What is expected:
Gather, from the listing beneath this task, every line holding the string "true".

::: Records to process

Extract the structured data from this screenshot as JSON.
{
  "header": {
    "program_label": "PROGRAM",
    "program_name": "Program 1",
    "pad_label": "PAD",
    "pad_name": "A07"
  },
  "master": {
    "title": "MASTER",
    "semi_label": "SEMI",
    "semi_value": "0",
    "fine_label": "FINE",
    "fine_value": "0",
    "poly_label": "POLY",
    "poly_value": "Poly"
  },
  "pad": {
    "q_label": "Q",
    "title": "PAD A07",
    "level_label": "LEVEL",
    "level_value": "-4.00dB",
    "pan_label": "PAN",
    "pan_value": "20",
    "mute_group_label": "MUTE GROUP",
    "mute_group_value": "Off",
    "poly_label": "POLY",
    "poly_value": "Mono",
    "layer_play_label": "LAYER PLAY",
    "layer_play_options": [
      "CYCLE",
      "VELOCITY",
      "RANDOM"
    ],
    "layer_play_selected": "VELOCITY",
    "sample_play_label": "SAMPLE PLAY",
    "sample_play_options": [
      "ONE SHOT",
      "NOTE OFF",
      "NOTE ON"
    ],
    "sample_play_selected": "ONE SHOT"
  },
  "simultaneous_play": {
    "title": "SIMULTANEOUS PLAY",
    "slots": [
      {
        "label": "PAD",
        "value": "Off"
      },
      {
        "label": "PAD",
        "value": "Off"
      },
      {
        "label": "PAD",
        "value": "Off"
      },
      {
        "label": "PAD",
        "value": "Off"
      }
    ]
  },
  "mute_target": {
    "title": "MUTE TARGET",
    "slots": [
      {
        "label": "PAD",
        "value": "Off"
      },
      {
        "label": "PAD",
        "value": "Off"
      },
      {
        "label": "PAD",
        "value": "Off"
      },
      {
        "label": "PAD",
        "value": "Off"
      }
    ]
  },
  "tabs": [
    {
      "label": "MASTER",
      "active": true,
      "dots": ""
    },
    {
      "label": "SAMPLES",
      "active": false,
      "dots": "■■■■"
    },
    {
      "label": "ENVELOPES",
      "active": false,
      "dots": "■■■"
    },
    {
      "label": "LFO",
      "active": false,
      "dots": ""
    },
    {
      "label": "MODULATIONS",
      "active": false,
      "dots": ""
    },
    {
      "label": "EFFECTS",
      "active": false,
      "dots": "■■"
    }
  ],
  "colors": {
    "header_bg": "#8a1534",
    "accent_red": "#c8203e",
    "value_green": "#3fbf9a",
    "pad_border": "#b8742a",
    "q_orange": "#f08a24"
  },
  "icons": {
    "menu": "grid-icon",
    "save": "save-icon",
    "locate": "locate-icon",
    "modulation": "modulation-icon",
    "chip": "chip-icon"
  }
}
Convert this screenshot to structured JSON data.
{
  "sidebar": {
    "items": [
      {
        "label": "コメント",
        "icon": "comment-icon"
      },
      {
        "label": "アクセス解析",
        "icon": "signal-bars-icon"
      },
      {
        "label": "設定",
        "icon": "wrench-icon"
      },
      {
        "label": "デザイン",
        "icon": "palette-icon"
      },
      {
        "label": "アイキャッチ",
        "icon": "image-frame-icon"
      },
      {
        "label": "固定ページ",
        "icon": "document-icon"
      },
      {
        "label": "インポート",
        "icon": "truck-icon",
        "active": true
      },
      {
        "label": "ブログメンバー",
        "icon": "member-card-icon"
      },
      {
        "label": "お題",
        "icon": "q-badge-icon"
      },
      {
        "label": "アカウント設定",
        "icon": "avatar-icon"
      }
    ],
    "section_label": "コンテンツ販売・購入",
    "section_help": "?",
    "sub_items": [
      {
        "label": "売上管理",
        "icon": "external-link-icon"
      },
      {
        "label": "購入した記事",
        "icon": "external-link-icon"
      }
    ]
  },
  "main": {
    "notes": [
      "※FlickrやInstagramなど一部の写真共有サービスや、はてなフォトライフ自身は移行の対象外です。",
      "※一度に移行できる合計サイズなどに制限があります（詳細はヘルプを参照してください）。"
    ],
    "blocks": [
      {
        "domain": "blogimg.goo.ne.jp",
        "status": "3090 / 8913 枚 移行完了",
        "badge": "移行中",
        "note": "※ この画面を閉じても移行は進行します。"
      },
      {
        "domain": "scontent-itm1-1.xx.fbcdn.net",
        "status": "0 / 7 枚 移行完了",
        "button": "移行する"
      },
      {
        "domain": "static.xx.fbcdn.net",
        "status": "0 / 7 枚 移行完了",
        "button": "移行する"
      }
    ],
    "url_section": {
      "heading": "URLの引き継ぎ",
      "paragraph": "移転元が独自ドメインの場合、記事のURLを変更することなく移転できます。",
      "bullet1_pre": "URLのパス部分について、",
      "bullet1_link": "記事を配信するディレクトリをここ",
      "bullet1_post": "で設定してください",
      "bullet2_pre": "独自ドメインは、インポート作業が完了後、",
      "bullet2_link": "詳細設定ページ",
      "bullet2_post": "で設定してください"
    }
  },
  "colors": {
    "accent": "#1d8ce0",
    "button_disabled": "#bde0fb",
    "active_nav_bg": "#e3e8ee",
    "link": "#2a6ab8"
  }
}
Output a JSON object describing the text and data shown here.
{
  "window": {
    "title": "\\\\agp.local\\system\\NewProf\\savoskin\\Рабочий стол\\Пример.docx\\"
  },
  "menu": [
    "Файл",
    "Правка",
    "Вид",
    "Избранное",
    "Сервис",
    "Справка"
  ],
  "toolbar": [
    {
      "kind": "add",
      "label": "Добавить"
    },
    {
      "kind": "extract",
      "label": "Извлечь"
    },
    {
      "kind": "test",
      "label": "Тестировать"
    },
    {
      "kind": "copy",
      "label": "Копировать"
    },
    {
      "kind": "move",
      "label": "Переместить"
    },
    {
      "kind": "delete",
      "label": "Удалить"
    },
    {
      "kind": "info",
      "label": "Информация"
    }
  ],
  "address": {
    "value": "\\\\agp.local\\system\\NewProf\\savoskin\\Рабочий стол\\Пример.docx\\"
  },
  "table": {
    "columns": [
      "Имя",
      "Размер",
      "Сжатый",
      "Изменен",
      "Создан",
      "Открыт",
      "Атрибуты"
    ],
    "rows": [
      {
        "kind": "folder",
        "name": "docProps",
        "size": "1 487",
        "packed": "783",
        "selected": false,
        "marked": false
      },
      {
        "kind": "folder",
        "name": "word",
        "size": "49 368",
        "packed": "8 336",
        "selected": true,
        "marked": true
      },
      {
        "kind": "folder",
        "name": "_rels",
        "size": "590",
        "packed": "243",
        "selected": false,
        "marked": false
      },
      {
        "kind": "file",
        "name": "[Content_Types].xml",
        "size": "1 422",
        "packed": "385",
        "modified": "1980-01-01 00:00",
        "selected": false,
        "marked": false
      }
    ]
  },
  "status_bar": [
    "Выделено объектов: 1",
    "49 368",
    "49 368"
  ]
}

::::::

Exercise answer:
      "active": true,
        "active": true
        "selected": true,
        "marked": true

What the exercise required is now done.